• _Work instructions_: Reproduce only this part of the listing: the line with "What text is on this page?", plus every line after it through the last.

****

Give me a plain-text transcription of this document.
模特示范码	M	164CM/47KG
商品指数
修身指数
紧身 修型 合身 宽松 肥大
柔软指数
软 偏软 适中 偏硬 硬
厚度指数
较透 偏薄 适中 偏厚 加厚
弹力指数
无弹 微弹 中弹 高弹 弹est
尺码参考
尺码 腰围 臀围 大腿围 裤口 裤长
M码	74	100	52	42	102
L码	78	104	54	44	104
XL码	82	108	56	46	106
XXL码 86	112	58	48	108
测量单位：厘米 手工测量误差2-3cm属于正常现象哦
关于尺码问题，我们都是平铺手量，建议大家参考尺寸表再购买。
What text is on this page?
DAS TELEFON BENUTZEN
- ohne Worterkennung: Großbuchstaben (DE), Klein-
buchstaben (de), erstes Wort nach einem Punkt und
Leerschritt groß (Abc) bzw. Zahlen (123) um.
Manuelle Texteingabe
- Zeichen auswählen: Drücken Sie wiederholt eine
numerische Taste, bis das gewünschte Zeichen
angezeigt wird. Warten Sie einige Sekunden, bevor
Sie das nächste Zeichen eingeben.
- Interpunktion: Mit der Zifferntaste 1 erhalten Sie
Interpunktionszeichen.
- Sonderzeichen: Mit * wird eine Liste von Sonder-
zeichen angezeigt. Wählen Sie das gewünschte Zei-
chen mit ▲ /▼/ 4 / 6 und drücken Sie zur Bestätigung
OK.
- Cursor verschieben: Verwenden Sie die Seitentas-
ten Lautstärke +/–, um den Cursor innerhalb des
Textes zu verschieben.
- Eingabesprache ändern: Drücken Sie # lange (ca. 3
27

****

• _The result_:
What text is on this page?
DAS TELEFON BENUTZEN
- ohne Worterkennung: Großbuchstaben (DE), Klein-
buchstaben (de), erstes Wort nach einem Punkt und
Leerschritt groß (Abc) bzw. Zahlen (123) um.
Manuelle Texteingabe
- Zeichen auswählen: Drücken Sie wiederholt eine
numerische Taste, bis das gewünschte Zeichen
angezeigt wird. Warten Sie einige Sekunden, bevor
Sie das nächste Zeichen eingeben.
- Interpunktion: Mit der Zifferntaste 1 erhalten Sie
Interpunktionszeichen.
- Sonderzeichen: Mit * wird eine Liste von Sonder-
zeichen angezeigt. Wählen Sie das gewünschte Zei-
chen mit ▲ /▼/ 4 / 6 und drücken Sie zur Bestätigung
OK.
- Cursor verschieben: Verwenden Sie die Seitentas-
ten Lautstärke +/–, um den Cursor innerhalb des
Textes zu verschieben.
- Eingabesprache ändern: Drücken Sie # lange (ca. 3
27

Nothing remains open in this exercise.